### Requirement:
Repeat every line exactly, keeping the pictures out of the copy.

### Items listed in a dataset:

====================

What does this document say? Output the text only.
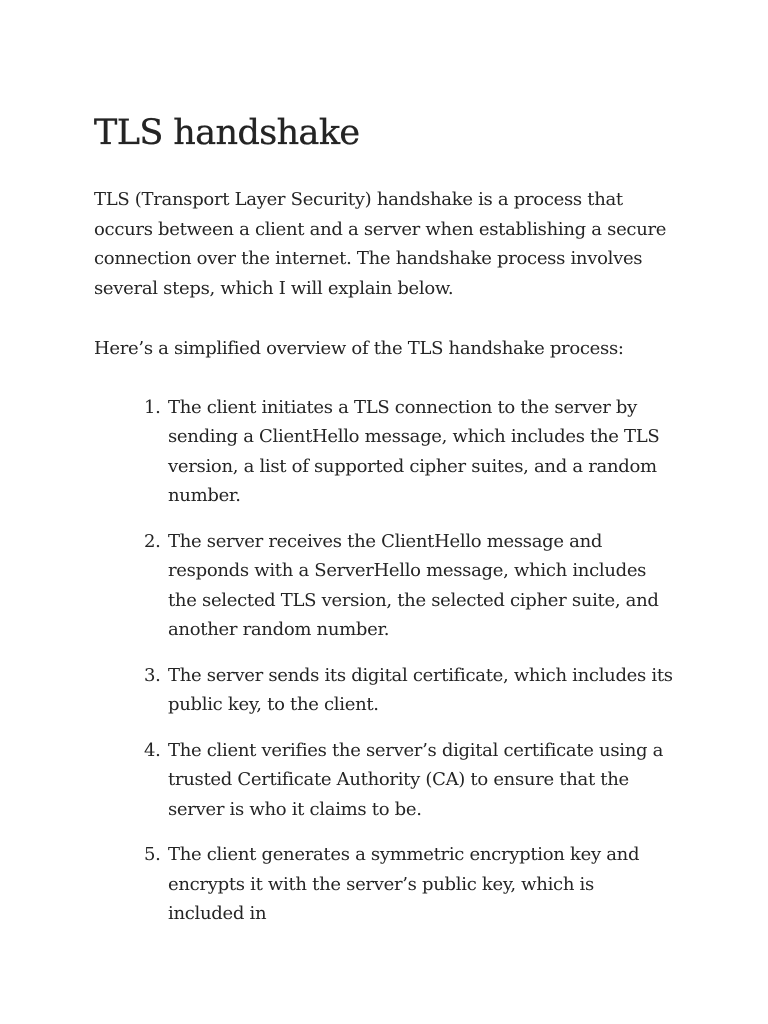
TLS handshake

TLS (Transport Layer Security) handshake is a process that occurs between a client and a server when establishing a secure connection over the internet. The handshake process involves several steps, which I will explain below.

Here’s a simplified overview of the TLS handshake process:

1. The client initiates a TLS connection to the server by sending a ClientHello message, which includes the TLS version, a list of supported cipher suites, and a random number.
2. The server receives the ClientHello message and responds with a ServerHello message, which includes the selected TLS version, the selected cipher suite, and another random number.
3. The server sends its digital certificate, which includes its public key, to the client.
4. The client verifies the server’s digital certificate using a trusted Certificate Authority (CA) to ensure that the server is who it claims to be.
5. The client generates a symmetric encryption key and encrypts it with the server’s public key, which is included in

====================

### Exercise response:
What does this document say? Output the text only.
TLS handshake

TLS (Transport Layer Security) handshake is a process that occurs between a client and a server when establishing a secure connection over the internet. The handshake process involves several steps, which I will explain below.

Here’s a simplified overview of the TLS handshake process:

1. The client initiates a TLS connection to the server by sending a ClientHello message, which includes the TLS version, a list of supported cipher suites, and a random number.
2. The server receives the ClientHello message and responds with a ServerHello message, which includes the selected TLS version, the selected cipher suite, and another random number.
3. The server sends its digital certificate, which includes its public key, to the client.
4. The client verifies the server’s digital certificate using a trusted Certificate Authority (CA) to ensure that the server is who it claims to be.
5. The client generates a symmetric encryption key and encrypts it with the server’s public key, which is included in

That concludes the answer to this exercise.